• **Stated task**
Transcribe every entry below word for word, but skip the pictures.

Records about charts and figures
◆ ◆ ◆ ◆
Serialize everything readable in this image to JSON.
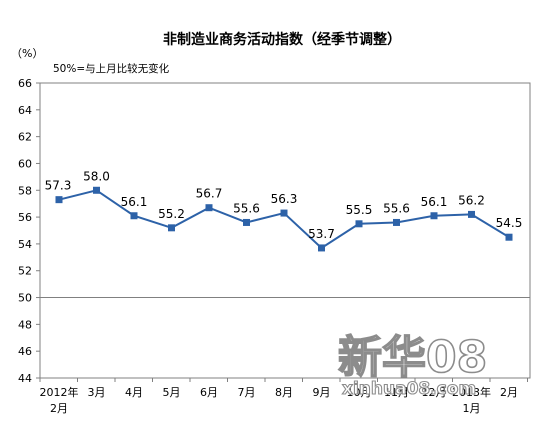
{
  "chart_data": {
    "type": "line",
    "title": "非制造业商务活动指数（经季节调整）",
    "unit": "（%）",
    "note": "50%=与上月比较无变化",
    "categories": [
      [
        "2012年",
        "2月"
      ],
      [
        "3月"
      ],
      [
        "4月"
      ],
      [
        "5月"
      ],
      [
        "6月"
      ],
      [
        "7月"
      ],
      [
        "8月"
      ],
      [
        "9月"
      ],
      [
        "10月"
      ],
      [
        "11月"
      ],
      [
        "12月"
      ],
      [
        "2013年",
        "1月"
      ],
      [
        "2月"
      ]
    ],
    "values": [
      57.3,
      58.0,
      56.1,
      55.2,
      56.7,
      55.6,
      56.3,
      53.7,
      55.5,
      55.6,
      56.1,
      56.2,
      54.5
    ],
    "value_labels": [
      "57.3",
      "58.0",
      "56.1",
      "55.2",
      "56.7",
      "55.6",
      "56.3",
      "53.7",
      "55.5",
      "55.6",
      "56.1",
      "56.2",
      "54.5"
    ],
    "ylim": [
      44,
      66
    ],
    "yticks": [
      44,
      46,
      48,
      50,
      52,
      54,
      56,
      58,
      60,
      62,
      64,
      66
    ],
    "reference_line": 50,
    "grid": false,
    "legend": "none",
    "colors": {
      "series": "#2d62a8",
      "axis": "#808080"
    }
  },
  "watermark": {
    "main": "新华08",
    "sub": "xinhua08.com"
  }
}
◆ ◆ ◆ ◆
• **Solved exercise**
Serialize everything readable in this image to JSON.
{
  "chart_data": {
    "type": "line",
    "title": "非制造业商务活动指数（经季节调整）",
    "unit": "（%）",
    "note": "50%=与上月比较无变化",
    "categories": [
      [
        "2012年",
        "2月"
      ],
      [
        "3月"
      ],
      [
        "4月"
      ],
      [
        "5月"
      ],
      [
        "6月"
      ],
      [
        "7月"
      ],
      [
        "8月"
      ],
      [
        "9月"
      ],
      [
        "10月"
      ],
      [
        "11月"
      ],
      [
        "12月"
      ],
      [
        "2013年",
        "1月"
      ],
      [
        "2月"
      ]
    ],
    "values": [
      57.3,
      58.0,
      56.1,
      55.2,
      56.7,
      55.6,
      56.3,
      53.7,
      55.5,
      55.6,
      56.1,
      56.2,
      54.5
    ],
    "value_labels": [
      "57.3",
      "58.0",
      "56.1",
      "55.2",
      "56.7",
      "55.6",
      "56.3",
      "53.7",
      "55.5",
      "55.6",
      "56.1",
      "56.2",
      "54.5"
    ],
    "ylim": [
      44,
      66
    ],
    "yticks": [
      44,
      46,
      48,
      50,
      52,
      54,
      56,
      58,
      60,
      62,
      64,
      66
    ],
    "reference_line": 50,
    "grid": false,
    "legend": "none",
    "colors": {
      "series": "#2d62a8",
      "axis": "#808080"
    }
  },
  "watermark": {
    "main": "新华08",
    "sub": "xinhua08.com"
  }
}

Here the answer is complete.